## Start Records for the exercise
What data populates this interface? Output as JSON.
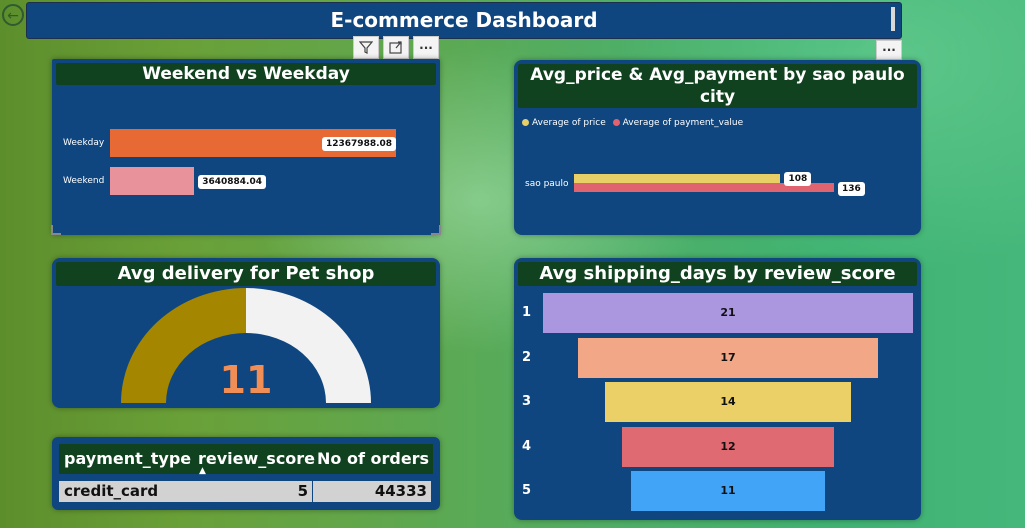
{
  "header": {
    "title": "E-commerce Dashboard"
  },
  "toolbar": {
    "more_label": "···"
  },
  "colors": {
    "panel": "#0f4680",
    "title_bg": "#11421f",
    "weekday": "#e76a35",
    "weekend": "#e8939b",
    "price": "#e9d066",
    "payment": "#e0646f",
    "gauge_fill": "#a48600",
    "gauge_rest": "#f2f2f2",
    "gauge_value": "#f08e55",
    "funnel": [
      "#ab96e0",
      "#f2a886",
      "#ead066",
      "#e06a72",
      "#41a4f6"
    ]
  },
  "charts": {
    "weekend": {
      "title": "Weekend vs Weekday",
      "categories": [
        "Weekday",
        "Weekend"
      ],
      "value_labels": [
        "12367988.08",
        "3640884.04"
      ]
    },
    "saopaulo": {
      "title": "Avg_price & Avg_payment by sao paulo city",
      "legend": [
        "Average of price",
        "Average of payment_value"
      ],
      "category": "sao paulo",
      "value_labels": [
        "108",
        "136"
      ]
    },
    "gauge": {
      "title": "Avg delivery for Pet shop",
      "value_label": "11"
    },
    "funnel": {
      "title": "Avg shipping_days by review_score",
      "categories": [
        "1",
        "2",
        "3",
        "4",
        "5"
      ],
      "value_labels": [
        "21",
        "17",
        "14",
        "12",
        "11"
      ]
    }
  },
  "table": {
    "headers": [
      "payment_type",
      "review_score",
      "No of orders"
    ],
    "row": [
      "credit_card",
      "5",
      "44333"
    ]
  },
  "chart_data": [
    {
      "type": "bar",
      "title": "Weekend vs Weekday",
      "categories": [
        "Weekday",
        "Weekend"
      ],
      "values": [
        12367988.08,
        3640884.04
      ]
    },
    {
      "type": "bar",
      "title": "Avg_price & Avg_payment by sao paulo city",
      "categories": [
        "sao paulo"
      ],
      "series": [
        {
          "name": "Average of price",
          "values": [
            108
          ]
        },
        {
          "name": "Average of payment_value",
          "values": [
            136
          ]
        }
      ],
      "legend": "top-left"
    },
    {
      "type": "gauge",
      "title": "Avg delivery for Pet shop",
      "value": 11,
      "fraction_filled": 0.5
    },
    {
      "type": "bar",
      "title": "Avg shipping_days by review_score",
      "categories": [
        "1",
        "2",
        "3",
        "4",
        "5"
      ],
      "values": [
        21,
        17,
        14,
        12,
        11
      ]
    },
    {
      "type": "table",
      "columns": [
        "payment_type",
        "review_score",
        "No of orders"
      ],
      "rows": [
        [
          "credit_card",
          "5",
          "44333"
        ]
      ]
    }
  ]
}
## End Records for the exercise
--- Given instruction ---
Each record above should come back exactly the same, only without its pictures.

--- Task answer ---
What data populates this interface? Output as JSON.
{
  "header": {
    "title": "E-commerce Dashboard"
  },
  "toolbar": {
    "more_label": "···"
  },
  "colors": {
    "panel": "#0f4680",
    "title_bg": "#11421f",
    "weekday": "#e76a35",
    "weekend": "#e8939b",
    "price": "#e9d066",
    "payment": "#e0646f",
    "gauge_fill": "#a48600",
    "gauge_rest": "#f2f2f2",
    "gauge_value": "#f08e55",
    "funnel": [
      "#ab96e0",
      "#f2a886",
      "#ead066",
      "#e06a72",
      "#41a4f6"
    ]
  },
  "charts": {
    "weekend": {
      "title": "Weekend vs Weekday",
      "categories": [
        "Weekday",
        "Weekend"
      ],
      "value_labels": [
        "12367988.08",
        "3640884.04"
      ]
    },
    "saopaulo": {
      "title": "Avg_price & Avg_payment by sao paulo city",
      "legend": [
        "Average of price",
        "Average of payment_value"
      ],
      "category": "sao paulo",
      "value_labels": [
        "108",
        "136"
      ]
    },
    "gauge": {
      "title": "Avg delivery for Pet shop",
      "value_label": "11"
    },
    "funnel": {
      "title": "Avg shipping_days by review_score",
      "categories": [
        "1",
        "2",
        "3",
        "4",
        "5"
      ],
      "value_labels": [
        "21",
        "17",
        "14",
        "12",
        "11"
      ]
    }
  },
  "table": {
    "headers": [
      "payment_type",
      "review_score",
      "No of orders"
    ],
    "row": [
      "credit_card",
      "5",
      "44333"
    ]
  },
  "chart_data": [
    {
      "type": "bar",
      "title": "Weekend vs Weekday",
      "categories": [
        "Weekday",
        "Weekend"
      ],
      "values": [
        12367988.08,
        3640884.04
      ]
    },
    {
      "type": "bar",
      "title": "Avg_price & Avg_payment by sao paulo city",
      "categories": [
        "sao paulo"
      ],
      "series": [
        {
          "name": "Average of price",
          "values": [
            108
          ]
        },
        {
          "name": "Average of payment_value",
          "values": [
            136
          ]
        }
      ],
      "legend": "top-left"
    },
    {
      "type": "gauge",
      "title": "Avg delivery for Pet shop",
      "value": 11,
      "fraction_filled": 0.5
    },
    {
      "type": "bar",
      "title": "Avg shipping_days by review_score",
      "categories": [
        "1",
        "2",
        "3",
        "4",
        "5"
      ],
      "values": [
        21,
        17,
        14,
        12,
        11
      ]
    },
    {
      "type": "table",
      "columns": [
        "payment_type",
        "review_score",
        "No of orders"
      ],
      "rows": [
        [
          "credit_card",
          "5",
          "44333"
        ]
      ]
    }
  ]
}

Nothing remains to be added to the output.